— BEGIN DATA SECTION —
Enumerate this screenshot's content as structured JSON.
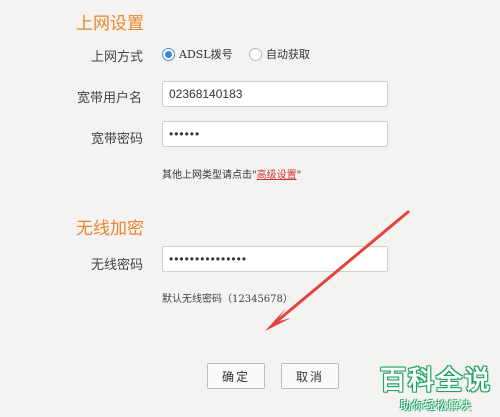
{
  "internet": {
    "title": "上网设置",
    "method_label": "上网方式",
    "option_adsl": "ADSL拨号",
    "option_auto": "自动获取",
    "selected": "ADSL拨号",
    "username_label": "宽带用户名",
    "username_value": "02368140183",
    "password_label": "宽带密码",
    "password_value": "••••••",
    "hint_prefix": "其他上网类型请点击\"",
    "hint_link": "高级设置",
    "hint_suffix": "\""
  },
  "wireless": {
    "title": "无线加密",
    "password_label": "无线密码",
    "password_value": "•••••••••••••••",
    "default_hint": "默认无线密码（12345678）"
  },
  "buttons": {
    "ok": "确定",
    "cancel": "取消"
  },
  "watermark": {
    "title": "百科全说",
    "subtitle": "助你轻松解决"
  },
  "colors": {
    "accent": "#e8872a",
    "arrow": "#e0443c",
    "link": "#d0342c"
  }
}
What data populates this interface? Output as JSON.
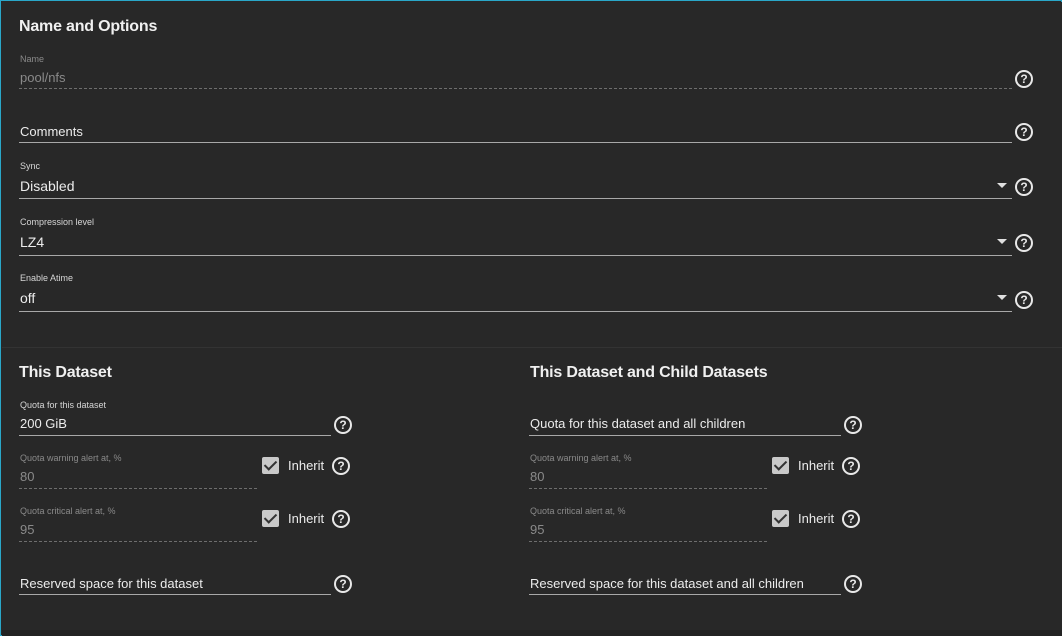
{
  "name_options": {
    "heading": "Name and Options",
    "name": {
      "label": "Name",
      "value": "pool/nfs"
    },
    "comments": {
      "placeholder": "Comments"
    },
    "sync": {
      "label": "Sync",
      "value": "Disabled"
    },
    "compression": {
      "label": "Compression level",
      "value": "LZ4"
    },
    "atime": {
      "label": "Enable Atime",
      "value": "off"
    }
  },
  "this_dataset": {
    "heading": "This Dataset",
    "quota": {
      "label": "Quota for this dataset",
      "value": "200 GiB"
    },
    "warning": {
      "label": "Quota warning alert at, %",
      "value": "80",
      "inherit_label": "Inherit",
      "inherit_checked": true
    },
    "critical": {
      "label": "Quota critical alert at, %",
      "value": "95",
      "inherit_label": "Inherit",
      "inherit_checked": true
    },
    "reserved": {
      "placeholder": "Reserved space for this dataset"
    }
  },
  "child_datasets": {
    "heading": "This Dataset and Child Datasets",
    "quota": {
      "placeholder": "Quota for this dataset and all children"
    },
    "warning": {
      "label": "Quota warning alert at, %",
      "value": "80",
      "inherit_label": "Inherit",
      "inherit_checked": true
    },
    "critical": {
      "label": "Quota critical alert at, %",
      "value": "95",
      "inherit_label": "Inherit",
      "inherit_checked": true
    },
    "reserved": {
      "placeholder": "Reserved space for this dataset and all children"
    }
  },
  "icons": {
    "help": "help-circle-icon",
    "dropdown": "caret-down-icon",
    "check": "checkbox-checked-icon"
  },
  "colors": {
    "background": "#282828",
    "accent_border": "#2aa7c9",
    "text": "#e6e6e6",
    "disabled_text": "#8a8a8a"
  }
}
— END DATA SECTION —
◆ WHAT YOU NEED TO DO
Print each line of the material above exactly, with the pictures removed from your copy.

◆ THE COMPLETED TASK
Enumerate this screenshot's content as structured JSON.
{
  "internet": {
    "title": "上网设置",
    "method_label": "上网方式",
    "option_adsl": "ADSL拨号",
    "option_auto": "自动获取",
    "selected": "ADSL拨号",
    "username_label": "宽带用户名",
    "username_value": "02368140183",
    "password_label": "宽带密码",
    "password_value": "••••••",
    "hint_prefix": "其他上网类型请点击\"",
    "hint_link": "高级设置",
    "hint_suffix": "\""
  },
  "wireless": {
    "title": "无线加密",
    "password_label": "无线密码",
    "password_value": "•••••••••••••••",
    "default_hint": "默认无线密码（12345678）"
  },
  "buttons": {
    "ok": "确定",
    "cancel": "取消"
  },
  "watermark": {
    "title": "百科全说",
    "subtitle": "助你轻松解决"
  },
  "colors": {
    "accent": "#e8872a",
    "arrow": "#e0443c",
    "link": "#d0342c"
  }
}
What data populates this interface? Output as JSON.
{
  "name_options": {
    "heading": "Name and Options",
    "name": {
      "label": "Name",
      "value": "pool/nfs"
    },
    "comments": {
      "placeholder": "Comments"
    },
    "sync": {
      "label": "Sync",
      "value": "Disabled"
    },
    "compression": {
      "label": "Compression level",
      "value": "LZ4"
    },
    "atime": {
      "label": "Enable Atime",
      "value": "off"
    }
  },
  "this_dataset": {
    "heading": "This Dataset",
    "quota": {
      "label": "Quota for this dataset",
      "value": "200 GiB"
    },
    "warning": {
      "label": "Quota warning alert at, %",
      "value": "80",
      "inherit_label": "Inherit",
      "inherit_checked": true
    },
    "critical": {
      "label": "Quota critical alert at, %",
      "value": "95",
      "inherit_label": "Inherit",
      "inherit_checked": true
    },
    "reserved": {
      "placeholder": "Reserved space for this dataset"
    }
  },
  "child_datasets": {
    "heading": "This Dataset and Child Datasets",
    "quota": {
      "placeholder": "Quota for this dataset and all children"
    },
    "warning": {
      "label": "Quota warning alert at, %",
      "value": "80",
      "inherit_label": "Inherit",
      "inherit_checked": true
    },
    "critical": {
      "label": "Quota critical alert at, %",
      "value": "95",
      "inherit_label": "Inherit",
      "inherit_checked": true
    },
    "reserved": {
      "placeholder": "Reserved space for this dataset and all children"
    }
  },
  "icons": {
    "help": "help-circle-icon",
    "dropdown": "caret-down-icon",
    "check": "checkbox-checked-icon"
  },
  "colors": {
    "background": "#282828",
    "accent_border": "#2aa7c9",
    "text": "#e6e6e6",
    "disabled_text": "#8a8a8a"
  }
}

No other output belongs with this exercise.